Search the material and gather each line with "this" in it.

The records
>>>
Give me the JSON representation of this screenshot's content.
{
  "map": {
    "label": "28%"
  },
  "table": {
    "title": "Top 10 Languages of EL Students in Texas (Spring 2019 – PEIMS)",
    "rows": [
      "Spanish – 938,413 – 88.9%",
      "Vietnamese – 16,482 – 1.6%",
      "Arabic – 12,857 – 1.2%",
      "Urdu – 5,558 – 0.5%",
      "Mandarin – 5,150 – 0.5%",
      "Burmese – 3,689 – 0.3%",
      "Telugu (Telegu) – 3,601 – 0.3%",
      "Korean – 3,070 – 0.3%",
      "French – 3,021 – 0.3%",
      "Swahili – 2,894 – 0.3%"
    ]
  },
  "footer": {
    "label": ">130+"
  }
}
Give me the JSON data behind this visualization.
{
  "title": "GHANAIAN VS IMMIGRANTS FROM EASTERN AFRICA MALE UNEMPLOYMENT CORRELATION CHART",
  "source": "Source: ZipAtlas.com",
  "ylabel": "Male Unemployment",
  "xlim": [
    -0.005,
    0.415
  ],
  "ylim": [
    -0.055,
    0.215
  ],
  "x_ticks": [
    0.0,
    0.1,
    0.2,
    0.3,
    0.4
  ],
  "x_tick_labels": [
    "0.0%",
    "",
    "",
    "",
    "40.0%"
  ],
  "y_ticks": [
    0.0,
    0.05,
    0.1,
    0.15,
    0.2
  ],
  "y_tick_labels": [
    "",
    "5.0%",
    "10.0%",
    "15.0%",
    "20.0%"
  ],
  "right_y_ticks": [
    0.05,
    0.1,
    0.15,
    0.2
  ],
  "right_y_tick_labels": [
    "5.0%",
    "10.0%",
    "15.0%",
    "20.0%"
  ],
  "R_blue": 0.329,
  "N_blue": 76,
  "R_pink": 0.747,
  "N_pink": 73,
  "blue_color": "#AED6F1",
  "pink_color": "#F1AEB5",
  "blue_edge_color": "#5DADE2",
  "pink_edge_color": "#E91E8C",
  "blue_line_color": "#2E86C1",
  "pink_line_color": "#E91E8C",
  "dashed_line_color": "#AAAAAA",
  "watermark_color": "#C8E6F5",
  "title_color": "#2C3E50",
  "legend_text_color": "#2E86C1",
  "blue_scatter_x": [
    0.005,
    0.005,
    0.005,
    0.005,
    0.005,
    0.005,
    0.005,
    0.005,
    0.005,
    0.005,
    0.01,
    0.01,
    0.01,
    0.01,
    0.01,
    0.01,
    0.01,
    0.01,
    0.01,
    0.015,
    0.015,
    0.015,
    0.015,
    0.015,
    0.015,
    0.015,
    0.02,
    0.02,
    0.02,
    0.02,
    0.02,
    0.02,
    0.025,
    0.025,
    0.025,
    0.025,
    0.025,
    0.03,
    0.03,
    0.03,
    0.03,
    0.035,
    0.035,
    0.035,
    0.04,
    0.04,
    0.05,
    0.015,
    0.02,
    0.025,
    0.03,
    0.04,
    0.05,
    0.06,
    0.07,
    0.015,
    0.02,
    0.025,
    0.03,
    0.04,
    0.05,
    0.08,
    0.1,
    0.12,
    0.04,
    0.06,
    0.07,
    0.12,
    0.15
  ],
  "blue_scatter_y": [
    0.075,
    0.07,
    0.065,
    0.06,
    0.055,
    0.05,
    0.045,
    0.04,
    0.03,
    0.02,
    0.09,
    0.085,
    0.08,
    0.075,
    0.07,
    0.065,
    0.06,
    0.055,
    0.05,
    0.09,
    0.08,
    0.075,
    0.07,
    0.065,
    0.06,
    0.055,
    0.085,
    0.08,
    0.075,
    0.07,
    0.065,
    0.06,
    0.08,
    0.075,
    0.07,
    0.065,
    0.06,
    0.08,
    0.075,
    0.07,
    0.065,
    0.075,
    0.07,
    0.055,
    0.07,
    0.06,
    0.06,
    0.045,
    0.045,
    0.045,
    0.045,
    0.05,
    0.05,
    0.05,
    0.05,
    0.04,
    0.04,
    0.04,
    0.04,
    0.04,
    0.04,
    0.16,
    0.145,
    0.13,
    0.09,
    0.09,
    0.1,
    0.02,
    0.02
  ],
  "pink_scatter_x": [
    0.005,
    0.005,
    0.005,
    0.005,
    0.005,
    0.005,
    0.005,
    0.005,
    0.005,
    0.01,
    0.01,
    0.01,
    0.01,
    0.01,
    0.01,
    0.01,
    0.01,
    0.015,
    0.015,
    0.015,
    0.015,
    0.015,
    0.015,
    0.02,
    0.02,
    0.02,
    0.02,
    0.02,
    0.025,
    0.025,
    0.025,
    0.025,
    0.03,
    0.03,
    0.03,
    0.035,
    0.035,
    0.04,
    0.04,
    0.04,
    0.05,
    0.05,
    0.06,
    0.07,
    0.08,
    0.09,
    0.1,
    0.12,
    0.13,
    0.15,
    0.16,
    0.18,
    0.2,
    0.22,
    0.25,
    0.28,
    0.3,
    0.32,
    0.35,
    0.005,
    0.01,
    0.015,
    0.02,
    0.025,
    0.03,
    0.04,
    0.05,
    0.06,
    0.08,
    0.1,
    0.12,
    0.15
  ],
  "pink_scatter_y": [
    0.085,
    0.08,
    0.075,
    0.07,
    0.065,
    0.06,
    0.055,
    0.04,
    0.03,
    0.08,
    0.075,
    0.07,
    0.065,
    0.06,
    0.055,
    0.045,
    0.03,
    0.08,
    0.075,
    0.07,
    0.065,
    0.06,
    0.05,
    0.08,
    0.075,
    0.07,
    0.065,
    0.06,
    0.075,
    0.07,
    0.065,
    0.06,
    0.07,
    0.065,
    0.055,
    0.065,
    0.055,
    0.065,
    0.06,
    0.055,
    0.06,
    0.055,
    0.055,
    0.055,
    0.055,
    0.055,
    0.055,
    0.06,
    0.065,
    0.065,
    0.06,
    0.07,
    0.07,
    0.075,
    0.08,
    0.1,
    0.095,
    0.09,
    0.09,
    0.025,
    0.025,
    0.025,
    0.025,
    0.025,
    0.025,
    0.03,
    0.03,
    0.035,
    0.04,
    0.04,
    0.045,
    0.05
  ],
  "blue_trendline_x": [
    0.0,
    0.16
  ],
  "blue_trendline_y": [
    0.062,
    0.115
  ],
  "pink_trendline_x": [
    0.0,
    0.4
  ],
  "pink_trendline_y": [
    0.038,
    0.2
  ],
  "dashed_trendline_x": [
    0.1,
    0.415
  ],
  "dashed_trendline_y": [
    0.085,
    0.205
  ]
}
<<<
Exercise response
Give me the JSON representation of this screenshot's content.
Give me the JSON data behind this visualization.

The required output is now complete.